Written problem: Can you reproduce every line of the material below word for word, leaving the pictures out of your answer?

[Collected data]
■ ■ ■ ■
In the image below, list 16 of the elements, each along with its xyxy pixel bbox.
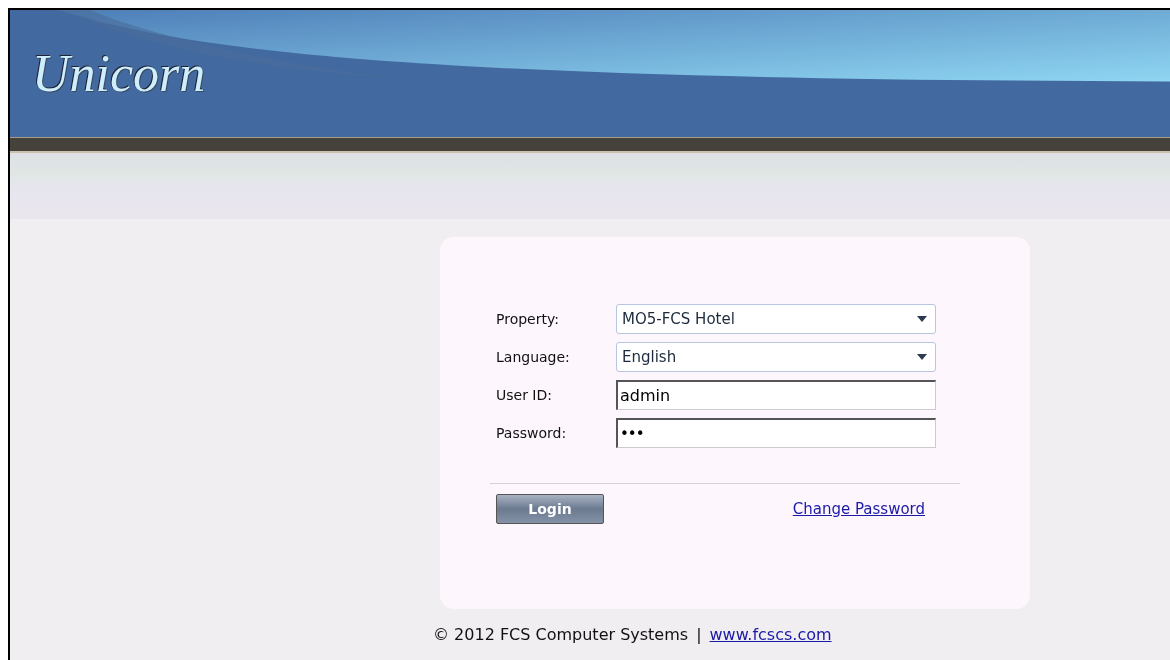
- dropdown[interactable]: MO5-FCS Hotel: [616, 304, 936, 334]
- dropdown[interactable]: English: [616, 342, 936, 372]
- caret-icon: [917, 354, 927, 360]
- field-label: Property:: [496, 311, 560, 327]
- input-field[interactable]: admin: [616, 380, 936, 410]
- logo-text: Unicorn: [32, 48, 206, 100]
- website-link[interactable]: www.fcscs.com: [709, 625, 832, 644]
- separator: |: [696, 625, 702, 644]
- copyright-text: © 2012 FCS Computer Systems: [433, 625, 689, 644]
- login-button[interactable]: Login: [496, 494, 604, 524]
- field-label: Language:: [496, 349, 571, 365]
- input-field[interactable]: •••: [616, 418, 936, 448]
- caret-icon: [917, 316, 927, 322]
- change-password-link[interactable]: Change Password: [792, 500, 925, 518]
- field-label: Password:: [496, 425, 568, 441]
- field-label: User ID:: [496, 387, 553, 403]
■ ■ ■ ■
Solution for this exercise:
In the image below, list 16 of the elements, each along with its xyxy pixel bbox.
- dropdown[interactable]: MO5-FCS Hotel: [616, 304, 936, 334]
- dropdown[interactable]: English: [616, 342, 936, 372]
- caret-icon: [917, 354, 927, 360]
- field-label: Property:: [496, 311, 560, 327]
- input-field[interactable]: admin: [616, 380, 936, 410]
- logo-text: Unicorn: [32, 48, 206, 100]
- website-link[interactable]: www.fcscs.com: [709, 625, 832, 644]
- separator: |: [696, 625, 702, 644]
- copyright-text: © 2012 FCS Computer Systems: [433, 625, 689, 644]
- login-button[interactable]: Login: [496, 494, 604, 524]
- field-label: Language:: [496, 349, 571, 365]
- input-field[interactable]: •••: [616, 418, 936, 448]
- caret-icon: [917, 316, 927, 322]
- change-password-link[interactable]: Change Password: [792, 500, 925, 518]
- field-label: Password:: [496, 425, 568, 441]
- field-label: User ID:: [496, 387, 553, 403]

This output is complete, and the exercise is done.